[Some records]
╔══

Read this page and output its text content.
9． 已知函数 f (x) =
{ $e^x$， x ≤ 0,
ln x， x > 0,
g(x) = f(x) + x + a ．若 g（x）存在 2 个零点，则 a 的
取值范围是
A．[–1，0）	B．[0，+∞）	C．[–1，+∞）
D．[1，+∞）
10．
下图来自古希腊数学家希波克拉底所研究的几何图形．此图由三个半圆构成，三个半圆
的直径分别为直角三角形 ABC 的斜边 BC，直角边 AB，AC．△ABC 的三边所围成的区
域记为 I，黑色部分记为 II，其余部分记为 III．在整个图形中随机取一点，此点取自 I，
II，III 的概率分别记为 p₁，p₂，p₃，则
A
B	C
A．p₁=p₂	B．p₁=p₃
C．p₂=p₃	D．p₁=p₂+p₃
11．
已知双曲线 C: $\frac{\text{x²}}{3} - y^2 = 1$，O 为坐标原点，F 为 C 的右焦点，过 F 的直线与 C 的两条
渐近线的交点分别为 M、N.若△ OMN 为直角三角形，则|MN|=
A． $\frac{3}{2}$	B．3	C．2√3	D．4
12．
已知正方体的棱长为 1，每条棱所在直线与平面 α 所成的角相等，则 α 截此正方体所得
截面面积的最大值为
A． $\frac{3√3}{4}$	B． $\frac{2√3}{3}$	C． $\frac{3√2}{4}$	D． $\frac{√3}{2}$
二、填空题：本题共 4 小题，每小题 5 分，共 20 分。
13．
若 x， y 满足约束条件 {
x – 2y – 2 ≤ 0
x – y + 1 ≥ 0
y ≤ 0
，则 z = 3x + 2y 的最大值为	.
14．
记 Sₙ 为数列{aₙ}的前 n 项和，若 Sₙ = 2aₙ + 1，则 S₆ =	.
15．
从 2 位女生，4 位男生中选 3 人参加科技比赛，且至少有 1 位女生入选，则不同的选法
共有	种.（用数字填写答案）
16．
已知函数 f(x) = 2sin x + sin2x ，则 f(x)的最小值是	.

╚══

Aim of the task — Recopy all the lines exactly as they appear.

Exercise result —
Read this page and output its text content.
9． 已知函数 f (x) =
{ $e^x$， x ≤ 0,
ln x， x > 0,
g(x) = f(x) + x + a ．若 g（x）存在 2 个零点，则 a 的
取值范围是
A．[–1，0）	B．[0，+∞）	C．[–1，+∞）
D．[1，+∞）
10．
下图来自古希腊数学家希波克拉底所研究的几何图形．此图由三个半圆构成，三个半圆
的直径分别为直角三角形 ABC 的斜边 BC，直角边 AB，AC．△ABC 的三边所围成的区
域记为 I，黑色部分记为 II，其余部分记为 III．在整个图形中随机取一点，此点取自 I，
II，III 的概率分别记为 p₁，p₂，p₃，则
A
B	C
A．p₁=p₂	B．p₁=p₃
C．p₂=p₃	D．p₁=p₂+p₃
11．
已知双曲线 C: $\frac{\text{x²}}{3} - y^2 = 1$，O 为坐标原点，F 为 C 的右焦点，过 F 的直线与 C 的两条
渐近线的交点分别为 M、N.若△ OMN 为直角三角形，则|MN|=
A． $\frac{3}{2}$	B．3	C．2√3	D．4
12．
已知正方体的棱长为 1，每条棱所在直线与平面 α 所成的角相等，则 α 截此正方体所得
截面面积的最大值为
A． $\frac{3√3}{4}$	B． $\frac{2√3}{3}$	C． $\frac{3√2}{4}$	D． $\frac{√3}{2}$
二、填空题：本题共 4 小题，每小题 5 分，共 20 分。
13．
若 x， y 满足约束条件 {
x – 2y – 2 ≤ 0
x – y + 1 ≥ 0
y ≤ 0
，则 z = 3x + 2y 的最大值为	.
14．
记 Sₙ 为数列{aₙ}的前 n 项和，若 Sₙ = 2aₙ + 1，则 S₆ =	.
15．
从 2 位女生，4 位男生中选 3 人参加科技比赛，且至少有 1 位女生入选，则不同的选法
共有	种.（用数字填写答案）
16．
已知函数 f(x) = 2sin x + sin2x ，则 f(x)的最小值是	.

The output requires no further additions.